[Task directions] Every line of the material is to be quoted verbatim, minus the pictures.

[Excerpts from a figure dataset]
%%

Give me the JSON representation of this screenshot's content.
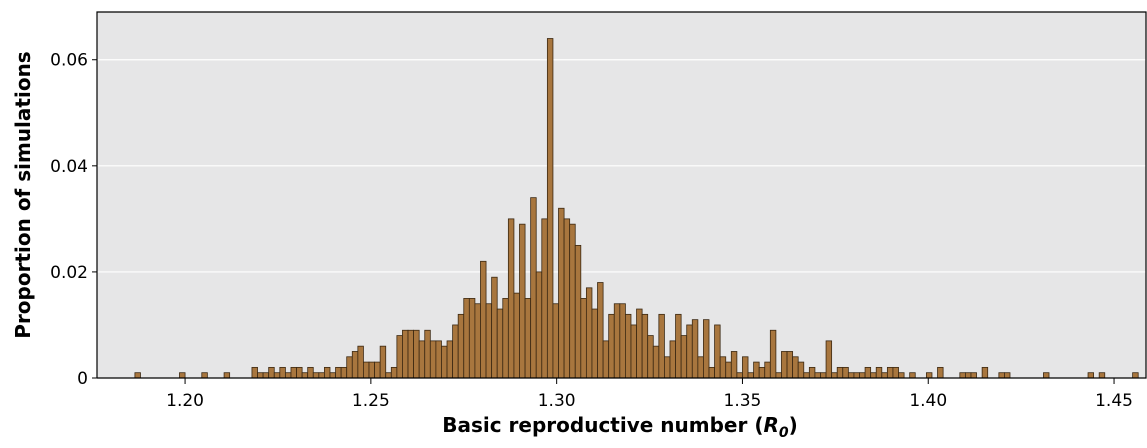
{
  "chart_data": {
    "type": "histogram",
    "x_label": {
      "text": "Basic reproductive number (",
      "symbol": "R",
      "subscript": "0",
      "close": ")"
    },
    "y_label": "Proportion of simulations",
    "color": "#a8763e",
    "edge_color": "#3b2812",
    "grid": true,
    "xlim": [
      1.1763,
      1.4586
    ],
    "ylim": [
      0,
      0.069
    ],
    "xticks": [
      {
        "value": 1.2,
        "label": "1.20"
      },
      1.25,
      {
        "value": 1.3,
        "label": "1.30"
      },
      1.35,
      {
        "value": 1.4,
        "label": "1.40"
      },
      1.45
    ],
    "yticks": [
      0,
      0.02,
      0.04,
      0.06
    ],
    "bins": [
      1.1865,
      1.188,
      1.1895,
      1.191,
      1.1925,
      1.194,
      1.1955,
      1.197,
      1.1985,
      1.2,
      1.2015,
      1.203,
      1.2045,
      1.206,
      1.2075,
      1.209,
      1.2105,
      1.212,
      1.2135,
      1.215,
      1.2165,
      1.218,
      1.2195,
      1.221,
      1.2225,
      1.224,
      1.2255,
      1.227,
      1.2285,
      1.23,
      1.2315,
      1.233,
      1.2345,
      1.236,
      1.2375,
      1.239,
      1.2405,
      1.242,
      1.2435,
      1.245,
      1.2465,
      1.248,
      1.2495,
      1.251,
      1.2525,
      1.254,
      1.2555,
      1.257,
      1.2585,
      1.26,
      1.2615,
      1.263,
      1.2645,
      1.266,
      1.2675,
      1.269,
      1.2705,
      1.272,
      1.2735,
      1.275,
      1.2765,
      1.278,
      1.2795,
      1.281,
      1.2825,
      1.284,
      1.2855,
      1.287,
      1.2885,
      1.29,
      1.2915,
      1.293,
      1.2945,
      1.296,
      1.2975,
      1.299,
      1.3005,
      1.302,
      1.3035,
      1.305,
      1.3065,
      1.308,
      1.3095,
      1.311,
      1.3125,
      1.314,
      1.3155,
      1.317,
      1.3185,
      1.32,
      1.3215,
      1.323,
      1.3245,
      1.326,
      1.3275,
      1.329,
      1.3305,
      1.332,
      1.3335,
      1.335,
      1.3365,
      1.338,
      1.3395,
      1.341,
      1.3425,
      1.344,
      1.3455,
      1.347,
      1.3485,
      1.35,
      1.3515,
      1.353,
      1.3545,
      1.356,
      1.3575,
      1.359,
      1.3605,
      1.362,
      1.3635,
      1.365,
      1.3665,
      1.368,
      1.3695,
      1.371,
      1.3725,
      1.374,
      1.3755,
      1.377,
      1.3785,
      1.38,
      1.3815,
      1.383,
      1.3845,
      1.386,
      1.3875,
      1.389,
      1.3905,
      1.392,
      1.3935,
      1.395,
      1.3965,
      1.398,
      1.3995,
      1.401,
      1.4025,
      1.404,
      1.4055,
      1.407,
      1.4085,
      1.41,
      1.4115,
      1.413,
      1.4145,
      1.416,
      1.4175,
      1.419,
      1.4205,
      1.422,
      1.4235,
      1.425,
      1.4265,
      1.428,
      1.4295,
      1.431,
      1.4325,
      1.434,
      1.4355,
      1.437,
      1.4385,
      1.44,
      1.4415,
      1.443,
      1.4445,
      1.446,
      1.4475,
      1.449,
      1.4505,
      1.452,
      1.4535,
      1.455,
      1.4565
    ],
    "values": [
      0.001,
      0,
      0,
      0,
      0,
      0,
      0,
      0,
      0.001,
      0,
      0,
      0,
      0.001,
      0,
      0,
      0,
      0.001,
      0,
      0,
      0,
      0,
      0.002,
      0.001,
      0.001,
      0.002,
      0.001,
      0.002,
      0.001,
      0.002,
      0.002,
      0.001,
      0.002,
      0.001,
      0.001,
      0.002,
      0.001,
      0.002,
      0.002,
      0.004,
      0.005,
      0.006,
      0.003,
      0.003,
      0.003,
      0.006,
      0.001,
      0.002,
      0.008,
      0.009,
      0.009,
      0.009,
      0.007,
      0.009,
      0.007,
      0.007,
      0.006,
      0.007,
      0.01,
      0.012,
      0.015,
      0.015,
      0.014,
      0.022,
      0.014,
      0.019,
      0.013,
      0.015,
      0.03,
      0.016,
      0.029,
      0.015,
      0.034,
      0.02,
      0.03,
      0.064,
      0.014,
      0.032,
      0.03,
      0.029,
      0.025,
      0.015,
      0.017,
      0.013,
      0.018,
      0.007,
      0.012,
      0.014,
      0.014,
      0.012,
      0.01,
      0.013,
      0.012,
      0.008,
      0.006,
      0.012,
      0.004,
      0.007,
      0.012,
      0.008,
      0.01,
      0.011,
      0.004,
      0.011,
      0.002,
      0.01,
      0.004,
      0.003,
      0.005,
      0.001,
      0.004,
      0.001,
      0.003,
      0.002,
      0.003,
      0.009,
      0.001,
      0.005,
      0.005,
      0.004,
      0.003,
      0.001,
      0.002,
      0.001,
      0.001,
      0.007,
      0.001,
      0.002,
      0.002,
      0.001,
      0.001,
      0.001,
      0.002,
      0.001,
      0.002,
      0.001,
      0.002,
      0.002,
      0.001,
      0,
      0.001,
      0,
      0,
      0.001,
      0,
      0.002,
      0,
      0,
      0,
      0.001,
      0.001,
      0.001,
      0,
      0.002,
      0,
      0,
      0.001,
      0.001,
      0,
      0,
      0,
      0,
      0,
      0,
      0.001,
      0,
      0,
      0,
      0,
      0,
      0,
      0,
      0.001,
      0,
      0.001,
      0,
      0,
      0,
      0,
      0,
      0.001
    ]
  }
}
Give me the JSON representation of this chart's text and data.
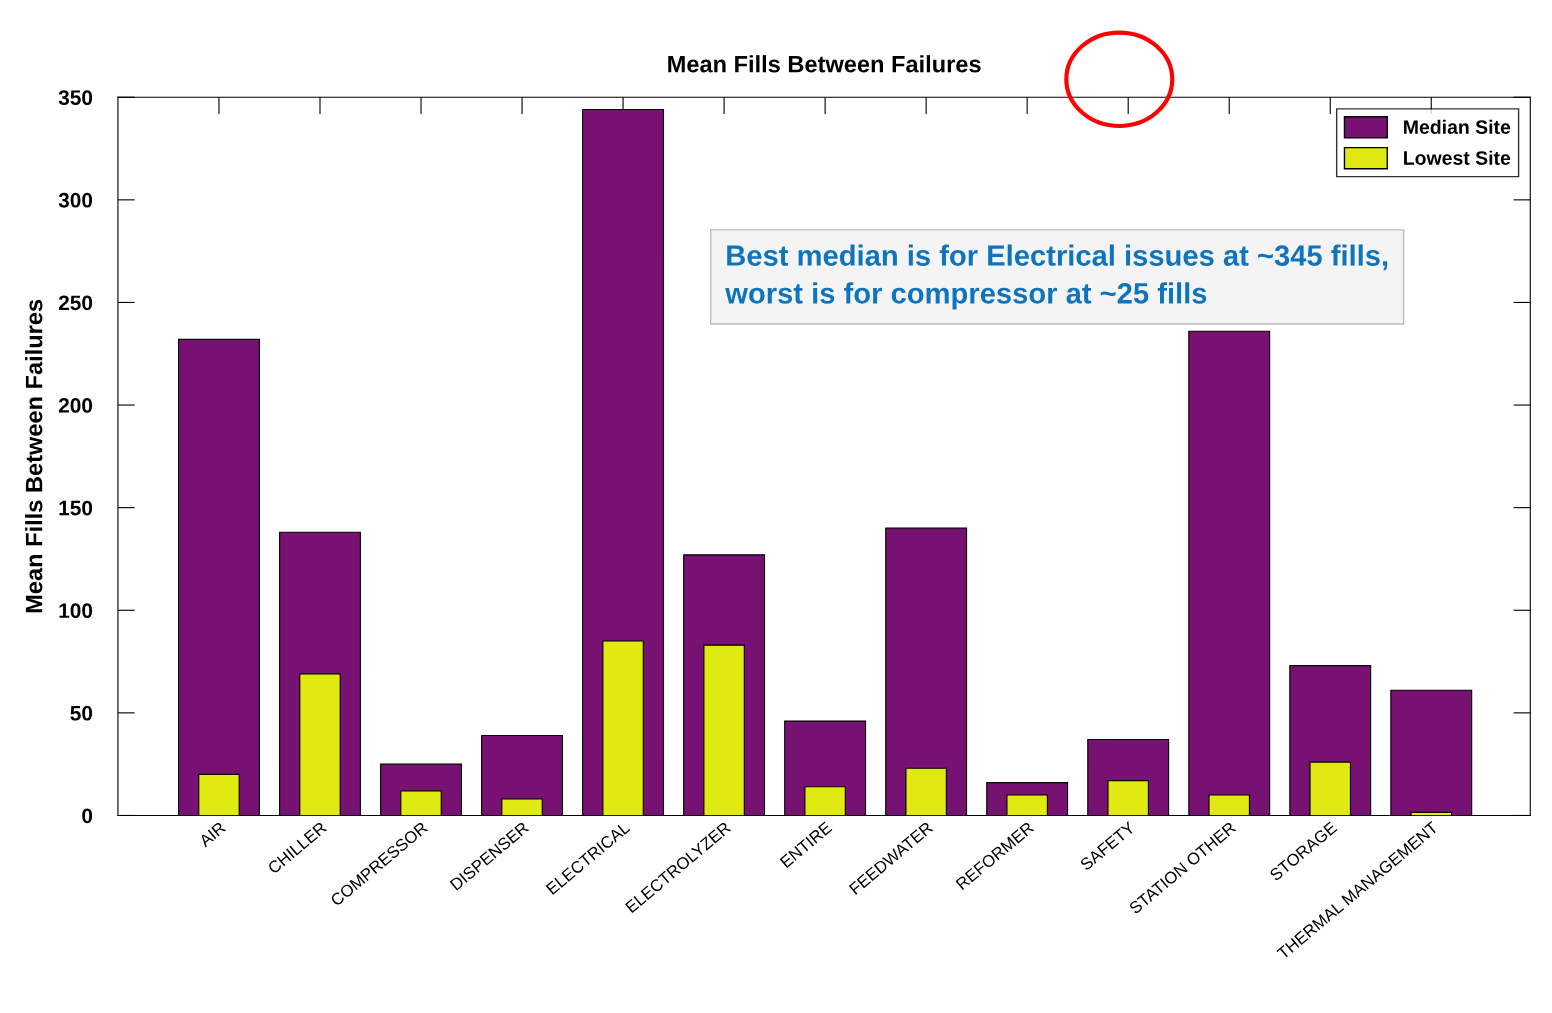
{
  "chart_data": {
    "type": "bar",
    "title": "Mean Fills Between Failures",
    "ylabel": "Mean Fills Between Failures",
    "categories": [
      "AIR",
      "CHILLER",
      "COMPRESSOR",
      "DISPENSER",
      "ELECTRICAL",
      "ELECTROLYZER",
      "ENTIRE",
      "FEEDWATER",
      "REFORMER",
      "SAFETY",
      "STATION OTHER",
      "STORAGE",
      "THERMAL MANAGEMENT"
    ],
    "series": [
      {
        "name": "Median Site",
        "color": "#771272",
        "values": [
          232,
          138,
          25,
          39,
          344,
          127,
          46,
          140,
          16,
          37,
          236,
          73,
          61
        ]
      },
      {
        "name": "Lowest Site",
        "color": "#e0ea12",
        "values": [
          20,
          69,
          12,
          8,
          85,
          83,
          14,
          23,
          10,
          17,
          10,
          26,
          1.5
        ]
      }
    ],
    "ylim": [
      0,
      350
    ],
    "yticks": [
      0,
      50,
      100,
      150,
      200,
      250,
      300,
      350
    ],
    "grid": false,
    "legend": "top right",
    "annotations": [
      "Best median is for Electrical issues at ~345 fills,\nworst is for compressor at ~25 fills"
    ]
  }
}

%%

[Solved exercise]
Give me the JSON representation of this screenshot's content.
{
  "chart_data": {
    "type": "histogram",
    "x_label": {
      "text": "Basic reproductive number (",
      "symbol": "R",
      "subscript": "0",
      "close": ")"
    },
    "y_label": "Proportion of simulations",
    "color": "#a8763e",
    "edge_color": "#3b2812",
    "grid": true,
    "xlim": [
      1.1763,
      1.4586
    ],
    "ylim": [
      0,
      0.069
    ],
    "xticks": [
      {
        "value": 1.2,
        "label": "1.20"
      },
      1.25,
      {
        "value": 1.3,
        "label": "1.30"
      },
      1.35,
      {
        "value": 1.4,
        "label": "1.40"
      },
      1.45
    ],
    "yticks": [
      0,
      0.02,
      0.04,
      0.06
    ],
    "bins": [
      1.1865,
      1.188,
      1.1895,
      1.191,
      1.1925,
      1.194,
      1.1955,
      1.197,
      1.1985,
      1.2,
      1.2015,
      1.203,
      1.2045,
      1.206,
      1.2075,
      1.209,
      1.2105,
      1.212,
      1.2135,
      1.215,
      1.2165,
      1.218,
      1.2195,
      1.221,
      1.2225,
      1.224,
      1.2255,
      1.227,
      1.2285,
      1.23,
      1.2315,
      1.233,
      1.2345,
      1.236,
      1.2375,
      1.239,
      1.2405,
      1.242,
      1.2435,
      1.245,
      1.2465,
      1.248,
      1.2495,
      1.251,
      1.2525,
      1.254,
      1.2555,
      1.257,
      1.2585,
      1.26,
      1.2615,
      1.263,
      1.2645,
      1.266,
      1.2675,
      1.269,
      1.2705,
      1.272,
      1.2735,
      1.275,
      1.2765,
      1.278,
      1.2795,
      1.281,
      1.2825,
      1.284,
      1.2855,
      1.287,
      1.2885,
      1.29,
      1.2915,
      1.293,
      1.2945,
      1.296,
      1.2975,
      1.299,
      1.3005,
      1.302,
      1.3035,
      1.305,
      1.3065,
      1.308,
      1.3095,
      1.311,
      1.3125,
      1.314,
      1.3155,
      1.317,
      1.3185,
      1.32,
      1.3215,
      1.323,
      1.3245,
      1.326,
      1.3275,
      1.329,
      1.3305,
      1.332,
      1.3335,
      1.335,
      1.3365,
      1.338,
      1.3395,
      1.341,
      1.3425,
      1.344,
      1.3455,
      1.347,
      1.3485,
      1.35,
      1.3515,
      1.353,
      1.3545,
      1.356,
      1.3575,
      1.359,
      1.3605,
      1.362,
      1.3635,
      1.365,
      1.3665,
      1.368,
      1.3695,
      1.371,
      1.3725,
      1.374,
      1.3755,
      1.377,
      1.3785,
      1.38,
      1.3815,
      1.383,
      1.3845,
      1.386,
      1.3875,
      1.389,
      1.3905,
      1.392,
      1.3935,
      1.395,
      1.3965,
      1.398,
      1.3995,
      1.401,
      1.4025,
      1.404,
      1.4055,
      1.407,
      1.4085,
      1.41,
      1.4115,
      1.413,
      1.4145,
      1.416,
      1.4175,
      1.419,
      1.4205,
      1.422,
      1.4235,
      1.425,
      1.4265,
      1.428,
      1.4295,
      1.431,
      1.4325,
      1.434,
      1.4355,
      1.437,
      1.4385,
      1.44,
      1.4415,
      1.443,
      1.4445,
      1.446,
      1.4475,
      1.449,
      1.4505,
      1.452,
      1.4535,
      1.455,
      1.4565
    ],
    "values": [
      0.001,
      0,
      0,
      0,
      0,
      0,
      0,
      0,
      0.001,
      0,
      0,
      0,
      0.001,
      0,
      0,
      0,
      0.001,
      0,
      0,
      0,
      0,
      0.002,
      0.001,
      0.001,
      0.002,
      0.001,
      0.002,
      0.001,
      0.002,
      0.002,
      0.001,
      0.002,
      0.001,
      0.001,
      0.002,
      0.001,
      0.002,
      0.002,
      0.004,
      0.005,
      0.006,
      0.003,
      0.003,
      0.003,
      0.006,
      0.001,
      0.002,
      0.008,
      0.009,
      0.009,
      0.009,
      0.007,
      0.009,
      0.007,
      0.007,
      0.006,
      0.007,
      0.01,
      0.012,
      0.015,
      0.015,
      0.014,
      0.022,
      0.014,
      0.019,
      0.013,
      0.015,
      0.03,
      0.016,
      0.029,
      0.015,
      0.034,
      0.02,
      0.03,
      0.064,
      0.014,
      0.032,
      0.03,
      0.029,
      0.025,
      0.015,
      0.017,
      0.013,
      0.018,
      0.007,
      0.012,
      0.014,
      0.014,
      0.012,
      0.01,
      0.013,
      0.012,
      0.008,
      0.006,
      0.012,
      0.004,
      0.007,
      0.012,
      0.008,
      0.01,
      0.011,
      0.004,
      0.011,
      0.002,
      0.01,
      0.004,
      0.003,
      0.005,
      0.001,
      0.004,
      0.001,
      0.003,
      0.002,
      0.003,
      0.009,
      0.001,
      0.005,
      0.005,
      0.004,
      0.003,
      0.001,
      0.002,
      0.001,
      0.001,
      0.007,
      0.001,
      0.002,
      0.002,
      0.001,
      0.001,
      0.001,
      0.002,
      0.001,
      0.002,
      0.001,
      0.002,
      0.002,
      0.001,
      0,
      0.001,
      0,
      0,
      0.001,
      0,
      0.002,
      0,
      0,
      0,
      0.001,
      0.001,
      0.001,
      0,
      0.002,
      0,
      0,
      0.001,
      0.001,
      0,
      0,
      0,
      0,
      0,
      0,
      0.001,
      0,
      0,
      0,
      0,
      0,
      0,
      0,
      0.001,
      0,
      0.001,
      0,
      0,
      0,
      0,
      0,
      0.001
    ]
  }
}
Give me the JSON representation of this chart's text and data.
{
  "chart_data": {
    "type": "bar",
    "title": "Mean Fills Between Failures",
    "ylabel": "Mean Fills Between Failures",
    "categories": [
      "AIR",
      "CHILLER",
      "COMPRESSOR",
      "DISPENSER",
      "ELECTRICAL",
      "ELECTROLYZER",
      "ENTIRE",
      "FEEDWATER",
      "REFORMER",
      "SAFETY",
      "STATION OTHER",
      "STORAGE",
      "THERMAL MANAGEMENT"
    ],
    "series": [
      {
        "name": "Median Site",
        "color": "#771272",
        "values": [
          232,
          138,
          25,
          39,
          344,
          127,
          46,
          140,
          16,
          37,
          236,
          73,
          61
        ]
      },
      {
        "name": "Lowest Site",
        "color": "#e0ea12",
        "values": [
          20,
          69,
          12,
          8,
          85,
          83,
          14,
          23,
          10,
          17,
          10,
          26,
          1.5
        ]
      }
    ],
    "ylim": [
      0,
      350
    ],
    "yticks": [
      0,
      50,
      100,
      150,
      200,
      250,
      300,
      350
    ],
    "grid": false,
    "legend": "top right",
    "annotations": [
      "Best median is for Electrical issues at ~345 fills,\nworst is for compressor at ~25 fills"
    ]
  }
}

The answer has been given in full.